• **Do this**: Update the lines of the material below by replacing every "row-indicator" with "row-header", keeping everything else unchanged.

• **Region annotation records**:
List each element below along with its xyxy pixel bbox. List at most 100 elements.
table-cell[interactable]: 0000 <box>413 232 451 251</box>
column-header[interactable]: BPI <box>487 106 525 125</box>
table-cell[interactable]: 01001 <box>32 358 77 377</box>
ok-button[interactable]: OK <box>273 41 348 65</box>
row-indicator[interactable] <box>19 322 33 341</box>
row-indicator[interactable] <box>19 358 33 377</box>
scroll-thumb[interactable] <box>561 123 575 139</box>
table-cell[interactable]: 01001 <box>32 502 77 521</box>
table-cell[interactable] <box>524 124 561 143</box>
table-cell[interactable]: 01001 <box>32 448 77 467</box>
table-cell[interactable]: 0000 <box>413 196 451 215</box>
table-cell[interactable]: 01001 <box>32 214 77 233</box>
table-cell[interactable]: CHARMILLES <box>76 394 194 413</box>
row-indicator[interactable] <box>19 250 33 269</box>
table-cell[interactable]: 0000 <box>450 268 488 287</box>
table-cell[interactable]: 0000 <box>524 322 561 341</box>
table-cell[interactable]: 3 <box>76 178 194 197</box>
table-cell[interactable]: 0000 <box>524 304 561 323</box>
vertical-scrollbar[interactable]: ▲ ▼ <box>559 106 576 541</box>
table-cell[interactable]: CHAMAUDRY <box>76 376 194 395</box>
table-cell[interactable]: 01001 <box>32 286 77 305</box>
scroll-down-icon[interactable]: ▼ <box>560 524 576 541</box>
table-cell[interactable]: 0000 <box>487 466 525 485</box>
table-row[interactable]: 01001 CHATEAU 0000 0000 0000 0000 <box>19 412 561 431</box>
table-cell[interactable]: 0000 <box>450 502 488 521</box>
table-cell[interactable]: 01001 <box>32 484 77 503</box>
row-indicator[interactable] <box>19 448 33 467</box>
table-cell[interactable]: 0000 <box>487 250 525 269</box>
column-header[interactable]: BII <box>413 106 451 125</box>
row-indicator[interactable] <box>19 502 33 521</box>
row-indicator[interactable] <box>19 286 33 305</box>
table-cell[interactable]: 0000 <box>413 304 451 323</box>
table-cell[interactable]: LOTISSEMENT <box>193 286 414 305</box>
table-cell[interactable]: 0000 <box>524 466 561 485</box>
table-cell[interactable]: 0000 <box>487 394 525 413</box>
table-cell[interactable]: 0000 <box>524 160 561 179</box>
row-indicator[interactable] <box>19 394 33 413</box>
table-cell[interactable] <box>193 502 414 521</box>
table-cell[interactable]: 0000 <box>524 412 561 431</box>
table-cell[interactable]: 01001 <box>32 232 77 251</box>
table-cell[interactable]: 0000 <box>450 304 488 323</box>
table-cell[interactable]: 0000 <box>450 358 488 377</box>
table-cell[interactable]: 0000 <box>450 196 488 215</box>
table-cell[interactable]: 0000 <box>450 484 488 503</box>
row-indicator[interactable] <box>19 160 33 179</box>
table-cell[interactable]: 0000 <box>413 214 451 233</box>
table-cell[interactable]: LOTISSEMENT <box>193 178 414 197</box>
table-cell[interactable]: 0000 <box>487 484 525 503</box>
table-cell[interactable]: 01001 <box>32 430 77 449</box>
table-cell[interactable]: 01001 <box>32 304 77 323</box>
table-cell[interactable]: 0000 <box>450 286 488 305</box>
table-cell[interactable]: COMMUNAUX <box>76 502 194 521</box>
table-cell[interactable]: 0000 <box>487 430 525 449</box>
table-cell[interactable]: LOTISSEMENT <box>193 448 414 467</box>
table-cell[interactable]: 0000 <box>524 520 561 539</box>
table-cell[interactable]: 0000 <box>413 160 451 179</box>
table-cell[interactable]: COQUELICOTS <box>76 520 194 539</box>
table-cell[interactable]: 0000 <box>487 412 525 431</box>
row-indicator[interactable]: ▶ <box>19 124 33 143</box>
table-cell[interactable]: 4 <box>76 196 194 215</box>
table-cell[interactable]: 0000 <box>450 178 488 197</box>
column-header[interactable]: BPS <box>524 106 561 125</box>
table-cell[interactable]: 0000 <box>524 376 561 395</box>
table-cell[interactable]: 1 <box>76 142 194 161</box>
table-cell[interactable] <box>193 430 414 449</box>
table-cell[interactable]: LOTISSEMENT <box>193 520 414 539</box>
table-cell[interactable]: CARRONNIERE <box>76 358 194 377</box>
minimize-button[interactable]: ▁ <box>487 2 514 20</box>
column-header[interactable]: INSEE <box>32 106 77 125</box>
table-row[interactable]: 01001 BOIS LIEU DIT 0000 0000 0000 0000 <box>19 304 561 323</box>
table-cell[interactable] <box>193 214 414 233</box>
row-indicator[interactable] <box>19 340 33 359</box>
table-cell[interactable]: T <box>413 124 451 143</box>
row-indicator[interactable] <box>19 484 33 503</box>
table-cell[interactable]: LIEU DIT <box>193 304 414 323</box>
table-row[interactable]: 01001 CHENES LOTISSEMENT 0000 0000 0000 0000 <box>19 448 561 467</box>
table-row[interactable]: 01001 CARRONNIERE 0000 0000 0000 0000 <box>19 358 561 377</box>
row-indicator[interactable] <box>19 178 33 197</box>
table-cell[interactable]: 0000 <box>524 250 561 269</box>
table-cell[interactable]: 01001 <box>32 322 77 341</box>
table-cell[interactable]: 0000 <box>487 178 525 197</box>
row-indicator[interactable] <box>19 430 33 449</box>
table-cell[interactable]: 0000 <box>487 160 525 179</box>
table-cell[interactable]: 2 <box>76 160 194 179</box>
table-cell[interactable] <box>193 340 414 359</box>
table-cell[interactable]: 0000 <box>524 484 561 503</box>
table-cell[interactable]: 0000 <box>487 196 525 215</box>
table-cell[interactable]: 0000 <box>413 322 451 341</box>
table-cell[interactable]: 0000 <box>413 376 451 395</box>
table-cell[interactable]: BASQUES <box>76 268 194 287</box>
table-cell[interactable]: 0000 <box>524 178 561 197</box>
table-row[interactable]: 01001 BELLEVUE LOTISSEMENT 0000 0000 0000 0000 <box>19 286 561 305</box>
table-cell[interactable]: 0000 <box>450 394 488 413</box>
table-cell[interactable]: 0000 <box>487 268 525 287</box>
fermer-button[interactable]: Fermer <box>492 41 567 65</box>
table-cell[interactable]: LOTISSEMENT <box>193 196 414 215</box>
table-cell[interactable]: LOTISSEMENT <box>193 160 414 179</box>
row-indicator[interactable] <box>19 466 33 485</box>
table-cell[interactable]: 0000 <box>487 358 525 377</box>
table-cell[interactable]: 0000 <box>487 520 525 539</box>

• **Expected answer**:
List each element below along with its xyxy pixel bbox. List at most 100 elements.
table-cell[interactable]: 0000 <box>413 232 451 251</box>
column-header[interactable]: BPI <box>487 106 525 125</box>
table-cell[interactable]: 01001 <box>32 358 77 377</box>
ok-button[interactable]: OK <box>273 41 348 65</box>
row-header[interactable] <box>19 322 33 341</box>
row-header[interactable] <box>19 358 33 377</box>
scroll-thumb[interactable] <box>561 123 575 139</box>
table-cell[interactable]: 01001 <box>32 502 77 521</box>
table-cell[interactable] <box>524 124 561 143</box>
table-cell[interactable]: 01001 <box>32 448 77 467</box>
table-cell[interactable]: 0000 <box>413 196 451 215</box>
table-cell[interactable]: 01001 <box>32 214 77 233</box>
table-cell[interactable]: CHARMILLES <box>76 394 194 413</box>
row-header[interactable] <box>19 250 33 269</box>
table-cell[interactable]: 0000 <box>450 268 488 287</box>
table-cell[interactable]: 0000 <box>524 322 561 341</box>
table-cell[interactable]: 3 <box>76 178 194 197</box>
table-cell[interactable]: 0000 <box>524 304 561 323</box>
vertical-scrollbar[interactable]: ▲ ▼ <box>559 106 576 541</box>
table-cell[interactable]: CHAMAUDRY <box>76 376 194 395</box>
table-cell[interactable]: 01001 <box>32 286 77 305</box>
scroll-down-icon[interactable]: ▼ <box>560 524 576 541</box>
table-cell[interactable]: 0000 <box>487 466 525 485</box>
table-row[interactable]: 01001 CHATEAU 0000 0000 0000 0000 <box>19 412 561 431</box>
table-cell[interactable]: 0000 <box>450 502 488 521</box>
table-cell[interactable]: 01001 <box>32 484 77 503</box>
row-header[interactable] <box>19 448 33 467</box>
table-cell[interactable]: 0000 <box>487 250 525 269</box>
column-header[interactable]: BII <box>413 106 451 125</box>
row-header[interactable] <box>19 502 33 521</box>
row-header[interactable] <box>19 286 33 305</box>
table-cell[interactable]: 0000 <box>413 304 451 323</box>
table-cell[interactable]: LOTISSEMENT <box>193 286 414 305</box>
table-cell[interactable]: 0000 <box>524 466 561 485</box>
table-cell[interactable]: 0000 <box>487 394 525 413</box>
table-cell[interactable]: 0000 <box>524 160 561 179</box>
row-header[interactable] <box>19 394 33 413</box>
table-cell[interactable] <box>193 502 414 521</box>
table-cell[interactable]: 0000 <box>524 412 561 431</box>
table-cell[interactable]: 01001 <box>32 232 77 251</box>
table-cell[interactable]: 0000 <box>450 304 488 323</box>
table-cell[interactable]: 0000 <box>450 358 488 377</box>
table-cell[interactable]: 0000 <box>450 196 488 215</box>
table-cell[interactable]: 0000 <box>450 484 488 503</box>
row-header[interactable] <box>19 160 33 179</box>
table-cell[interactable]: 0000 <box>413 214 451 233</box>
table-cell[interactable]: LOTISSEMENT <box>193 178 414 197</box>
table-cell[interactable]: 0000 <box>487 484 525 503</box>
table-cell[interactable]: 01001 <box>32 430 77 449</box>
table-cell[interactable]: 01001 <box>32 304 77 323</box>
table-cell[interactable]: 0000 <box>450 286 488 305</box>
table-cell[interactable]: COMMUNAUX <box>76 502 194 521</box>
table-cell[interactable]: 0000 <box>487 430 525 449</box>
table-cell[interactable]: LOTISSEMENT <box>193 448 414 467</box>
table-cell[interactable]: 0000 <box>524 520 561 539</box>
table-cell[interactable]: 0000 <box>413 160 451 179</box>
table-cell[interactable]: COQUELICOTS <box>76 520 194 539</box>
table-cell[interactable]: 0000 <box>487 412 525 431</box>
row-header[interactable]: ▶ <box>19 124 33 143</box>
table-cell[interactable]: 4 <box>76 196 194 215</box>
table-cell[interactable]: 0000 <box>450 178 488 197</box>
column-header[interactable]: BPS <box>524 106 561 125</box>
table-cell[interactable]: 0000 <box>524 376 561 395</box>
table-cell[interactable]: 1 <box>76 142 194 161</box>
table-cell[interactable] <box>193 430 414 449</box>
table-cell[interactable]: LOTISSEMENT <box>193 520 414 539</box>
table-cell[interactable]: CARRONNIERE <box>76 358 194 377</box>
minimize-button[interactable]: ▁ <box>487 2 514 20</box>
column-header[interactable]: INSEE <box>32 106 77 125</box>
table-row[interactable]: 01001 BOIS LIEU DIT 0000 0000 0000 0000 <box>19 304 561 323</box>
table-cell[interactable] <box>193 214 414 233</box>
row-header[interactable] <box>19 340 33 359</box>
table-cell[interactable]: T <box>413 124 451 143</box>
row-header[interactable] <box>19 484 33 503</box>
table-cell[interactable]: LIEU DIT <box>193 304 414 323</box>
table-row[interactable]: 01001 CHENES LOTISSEMENT 0000 0000 0000 0000 <box>19 448 561 467</box>
table-row[interactable]: 01001 CARRONNIERE 0000 0000 0000 0000 <box>19 358 561 377</box>
row-header[interactable] <box>19 178 33 197</box>
table-cell[interactable]: 0000 <box>524 250 561 269</box>
table-cell[interactable]: 01001 <box>32 322 77 341</box>
table-cell[interactable]: 0000 <box>487 178 525 197</box>
row-header[interactable] <box>19 430 33 449</box>
table-cell[interactable]: 0000 <box>487 160 525 179</box>
table-cell[interactable]: 2 <box>76 160 194 179</box>
table-cell[interactable] <box>193 340 414 359</box>
table-cell[interactable]: 0000 <box>524 484 561 503</box>
table-cell[interactable]: 0000 <box>487 196 525 215</box>
table-cell[interactable]: 0000 <box>413 322 451 341</box>
table-cell[interactable]: 0000 <box>413 376 451 395</box>
table-cell[interactable]: BASQUES <box>76 268 194 287</box>
table-cell[interactable]: 0000 <box>524 178 561 197</box>
table-row[interactable]: 01001 BELLEVUE LOTISSEMENT 0000 0000 0000 0000 <box>19 286 561 305</box>
table-cell[interactable]: 0000 <box>450 394 488 413</box>
table-cell[interactable]: 0000 <box>487 268 525 287</box>
fermer-button[interactable]: Fermer <box>492 41 567 65</box>
table-cell[interactable]: LOTISSEMENT <box>193 196 414 215</box>
table-cell[interactable]: LOTISSEMENT <box>193 160 414 179</box>
row-header[interactable] <box>19 466 33 485</box>
table-cell[interactable]: 0000 <box>487 358 525 377</box>
table-cell[interactable]: 0000 <box>487 520 525 539</box>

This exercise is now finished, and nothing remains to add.